- _TASK TO CARRY OUT_:
Locate the lines that hold the string "title". Copy every such line.

- _MATERIAL SUPPLIED_:
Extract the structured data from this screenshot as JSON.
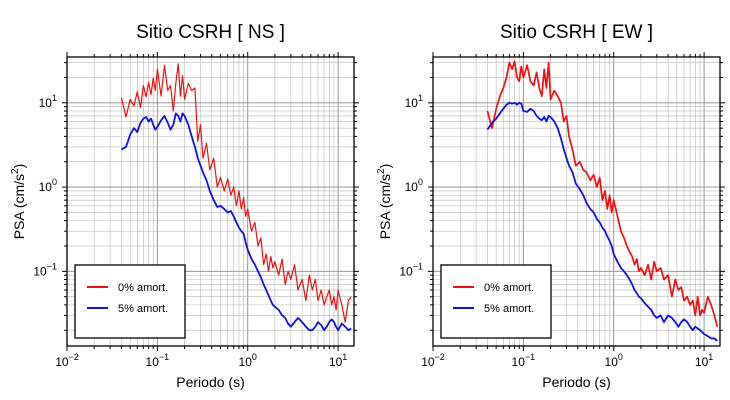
{
  "chart_data": [
    {
      "type": "line",
      "title": "Sitio CSRH [ NS ]",
      "xlabel": "Periodo (s)",
      "ylabel_main": "PSA (cm/s",
      "ylabel_sup": "2",
      "ylabel_close": ")",
      "xscale": "log",
      "yscale": "log",
      "xlim": [
        0.01,
        15
      ],
      "ylim": [
        0.013,
        35
      ],
      "grid": true,
      "legend_position": "bottom-left",
      "x_ticks": [
        {
          "value": 0.01,
          "base": "10",
          "exp": "−2"
        },
        {
          "value": 0.1,
          "base": "10",
          "exp": "−1"
        },
        {
          "value": 1,
          "base": "10",
          "exp": "0"
        },
        {
          "value": 10,
          "base": "10",
          "exp": "1"
        }
      ],
      "y_ticks": [
        {
          "value": 0.1,
          "base": "10",
          "exp": "−1"
        },
        {
          "value": 1,
          "base": "10",
          "exp": "0"
        },
        {
          "value": 10,
          "base": "10",
          "exp": "1"
        }
      ],
      "series": [
        {
          "name": "0% amort.",
          "color": "#ee1111",
          "x": [
            0.04,
            0.045,
            0.05,
            0.055,
            0.06,
            0.065,
            0.07,
            0.075,
            0.08,
            0.085,
            0.09,
            0.095,
            0.1,
            0.11,
            0.12,
            0.13,
            0.14,
            0.15,
            0.16,
            0.17,
            0.18,
            0.19,
            0.2,
            0.22,
            0.24,
            0.26,
            0.28,
            0.3,
            0.32,
            0.35,
            0.38,
            0.42,
            0.46,
            0.5,
            0.55,
            0.6,
            0.65,
            0.7,
            0.75,
            0.8,
            0.85,
            0.9,
            0.95,
            1.0,
            1.1,
            1.2,
            1.3,
            1.4,
            1.5,
            1.6,
            1.7,
            1.8,
            1.9,
            2.0,
            2.2,
            2.4,
            2.6,
            2.8,
            3.0,
            3.3,
            3.6,
            4.0,
            4.4,
            4.8,
            5.2,
            5.6,
            6.0,
            6.5,
            7.0,
            7.5,
            8.0,
            8.5,
            9.0,
            9.5,
            10,
            11,
            12,
            13,
            14
          ],
          "values": [
            11.5,
            6.8,
            11,
            9.2,
            13.5,
            8.8,
            16,
            11.8,
            17.5,
            12.5,
            19.5,
            14,
            25,
            12,
            28,
            14,
            16,
            8,
            17,
            29,
            12,
            21,
            11,
            17,
            14,
            15,
            3.5,
            5.5,
            2.2,
            3.3,
            1.6,
            2.2,
            1.0,
            1.3,
            0.9,
            1.25,
            0.8,
            1.0,
            0.6,
            0.9,
            0.55,
            0.75,
            0.45,
            0.55,
            0.3,
            0.38,
            0.2,
            0.25,
            0.12,
            0.16,
            0.1,
            0.15,
            0.11,
            0.13,
            0.09,
            0.14,
            0.07,
            0.1,
            0.08,
            0.12,
            0.06,
            0.08,
            0.045,
            0.09,
            0.06,
            0.08,
            0.045,
            0.06,
            0.04,
            0.05,
            0.06,
            0.04,
            0.05,
            0.035,
            0.06,
            0.04,
            0.025,
            0.045,
            0.05
          ]
        },
        {
          "name": "5% amort.",
          "color": "#1111dd",
          "x": [
            0.04,
            0.045,
            0.05,
            0.055,
            0.06,
            0.065,
            0.07,
            0.075,
            0.08,
            0.085,
            0.09,
            0.095,
            0.1,
            0.11,
            0.12,
            0.13,
            0.14,
            0.15,
            0.16,
            0.17,
            0.18,
            0.19,
            0.2,
            0.22,
            0.24,
            0.26,
            0.28,
            0.3,
            0.32,
            0.35,
            0.38,
            0.42,
            0.46,
            0.5,
            0.55,
            0.6,
            0.65,
            0.7,
            0.75,
            0.8,
            0.85,
            0.9,
            0.95,
            1.0,
            1.1,
            1.2,
            1.3,
            1.4,
            1.5,
            1.6,
            1.7,
            1.8,
            1.9,
            2.0,
            2.2,
            2.4,
            2.6,
            2.8,
            3.0,
            3.3,
            3.6,
            4.0,
            4.4,
            4.8,
            5.2,
            5.6,
            6.0,
            6.5,
            7.0,
            7.5,
            8.0,
            8.5,
            9.0,
            9.5,
            10,
            11,
            12,
            13,
            14
          ],
          "values": [
            2.8,
            3.0,
            4.2,
            5.0,
            4.5,
            5.8,
            6.5,
            6.8,
            6.0,
            6.5,
            5.5,
            4.8,
            5.2,
            6.2,
            7.0,
            5.8,
            4.8,
            5.5,
            7.5,
            7.0,
            6.0,
            7.5,
            7.0,
            5.5,
            4.0,
            3.0,
            2.2,
            1.8,
            1.5,
            1.2,
            0.9,
            0.7,
            0.58,
            0.6,
            0.55,
            0.5,
            0.52,
            0.45,
            0.38,
            0.33,
            0.3,
            0.28,
            0.22,
            0.18,
            0.14,
            0.12,
            0.1,
            0.085,
            0.07,
            0.06,
            0.052,
            0.045,
            0.04,
            0.038,
            0.035,
            0.03,
            0.028,
            0.024,
            0.022,
            0.025,
            0.028,
            0.025,
            0.022,
            0.02,
            0.02,
            0.022,
            0.025,
            0.023,
            0.02,
            0.022,
            0.025,
            0.027,
            0.025,
            0.022,
            0.02,
            0.024,
            0.022,
            0.02,
            0.021
          ]
        }
      ]
    },
    {
      "type": "line",
      "title": "Sitio CSRH [ EW ]",
      "xlabel": "Periodo (s)",
      "ylabel_main": "PSA (cm/s",
      "ylabel_sup": "2",
      "ylabel_close": ")",
      "xscale": "log",
      "yscale": "log",
      "xlim": [
        0.01,
        15
      ],
      "ylim": [
        0.013,
        35
      ],
      "grid": true,
      "legend_position": "bottom-left",
      "x_ticks": [
        {
          "value": 0.01,
          "base": "10",
          "exp": "−2"
        },
        {
          "value": 0.1,
          "base": "10",
          "exp": "−1"
        },
        {
          "value": 1,
          "base": "10",
          "exp": "0"
        },
        {
          "value": 10,
          "base": "10",
          "exp": "1"
        }
      ],
      "y_ticks": [
        {
          "value": 0.1,
          "base": "10",
          "exp": "−1"
        },
        {
          "value": 1,
          "base": "10",
          "exp": "0"
        },
        {
          "value": 10,
          "base": "10",
          "exp": "1"
        }
      ],
      "series": [
        {
          "name": "0% amort.",
          "color": "#ee1111",
          "x": [
            0.04,
            0.045,
            0.05,
            0.055,
            0.06,
            0.065,
            0.07,
            0.075,
            0.08,
            0.085,
            0.09,
            0.095,
            0.1,
            0.11,
            0.12,
            0.13,
            0.14,
            0.15,
            0.16,
            0.17,
            0.18,
            0.19,
            0.2,
            0.22,
            0.24,
            0.26,
            0.28,
            0.3,
            0.32,
            0.35,
            0.38,
            0.42,
            0.46,
            0.5,
            0.55,
            0.6,
            0.65,
            0.7,
            0.75,
            0.8,
            0.85,
            0.9,
            0.95,
            1.0,
            1.1,
            1.2,
            1.3,
            1.4,
            1.5,
            1.6,
            1.7,
            1.8,
            1.9,
            2.0,
            2.2,
            2.4,
            2.6,
            2.8,
            3.0,
            3.3,
            3.6,
            4.0,
            4.4,
            4.8,
            5.2,
            5.6,
            6.0,
            6.5,
            7.0,
            7.5,
            8.0,
            8.5,
            9.0,
            9.5,
            10,
            11,
            12,
            13,
            14
          ],
          "values": [
            8.0,
            5.0,
            8.5,
            12,
            15,
            20,
            30,
            25,
            31,
            20,
            18,
            27,
            20,
            28,
            18,
            16,
            23,
            15,
            12,
            25,
            15,
            30,
            11,
            14,
            12,
            10,
            6.0,
            7.0,
            4.0,
            2.8,
            1.8,
            2.0,
            1.6,
            1.5,
            1.2,
            1.4,
            1.0,
            1.3,
            0.7,
            0.9,
            0.55,
            0.8,
            0.5,
            0.7,
            0.45,
            0.3,
            0.25,
            0.2,
            0.17,
            0.15,
            0.12,
            0.14,
            0.1,
            0.11,
            0.09,
            0.12,
            0.08,
            0.13,
            0.1,
            0.11,
            0.08,
            0.09,
            0.05,
            0.08,
            0.06,
            0.065,
            0.045,
            0.05,
            0.04,
            0.045,
            0.03,
            0.05,
            0.03,
            0.035,
            0.032,
            0.05,
            0.04,
            0.03,
            0.022
          ]
        },
        {
          "name": "5% amort.",
          "color": "#1111dd",
          "x": [
            0.04,
            0.045,
            0.05,
            0.055,
            0.06,
            0.065,
            0.07,
            0.075,
            0.08,
            0.085,
            0.09,
            0.095,
            0.1,
            0.11,
            0.12,
            0.13,
            0.14,
            0.15,
            0.16,
            0.17,
            0.18,
            0.19,
            0.2,
            0.22,
            0.24,
            0.26,
            0.28,
            0.3,
            0.32,
            0.35,
            0.38,
            0.42,
            0.46,
            0.5,
            0.55,
            0.6,
            0.65,
            0.7,
            0.75,
            0.8,
            0.85,
            0.9,
            0.95,
            1.0,
            1.1,
            1.2,
            1.3,
            1.4,
            1.5,
            1.6,
            1.7,
            1.8,
            1.9,
            2.0,
            2.2,
            2.4,
            2.6,
            2.8,
            3.0,
            3.3,
            3.6,
            4.0,
            4.4,
            4.8,
            5.2,
            5.6,
            6.0,
            6.5,
            7.0,
            7.5,
            8.0,
            8.5,
            9.0,
            9.5,
            10,
            11,
            12,
            13,
            14
          ],
          "values": [
            4.8,
            5.8,
            6.5,
            7.5,
            8.5,
            9.5,
            10,
            9.8,
            10,
            9.5,
            10,
            9.8,
            8.0,
            7.8,
            8.5,
            8.0,
            7.0,
            6.5,
            6.2,
            6.8,
            6.0,
            7.0,
            6.8,
            6.0,
            5.0,
            3.8,
            2.8,
            2.2,
            1.8,
            1.5,
            1.1,
            0.95,
            0.8,
            0.65,
            0.55,
            0.5,
            0.42,
            0.38,
            0.33,
            0.3,
            0.26,
            0.23,
            0.2,
            0.16,
            0.13,
            0.11,
            0.1,
            0.09,
            0.08,
            0.07,
            0.06,
            0.055,
            0.05,
            0.048,
            0.042,
            0.038,
            0.035,
            0.03,
            0.028,
            0.03,
            0.025,
            0.03,
            0.028,
            0.025,
            0.022,
            0.025,
            0.027,
            0.025,
            0.022,
            0.02,
            0.022,
            0.021,
            0.02,
            0.019,
            0.018,
            0.017,
            0.016,
            0.016,
            0.015
          ]
        }
      ]
    }
  ]
}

- _COMPLETE OUTPUT_:
      "title": "Sitio CSRH [ NS ]",
      "title": "Sitio CSRH [ EW ]",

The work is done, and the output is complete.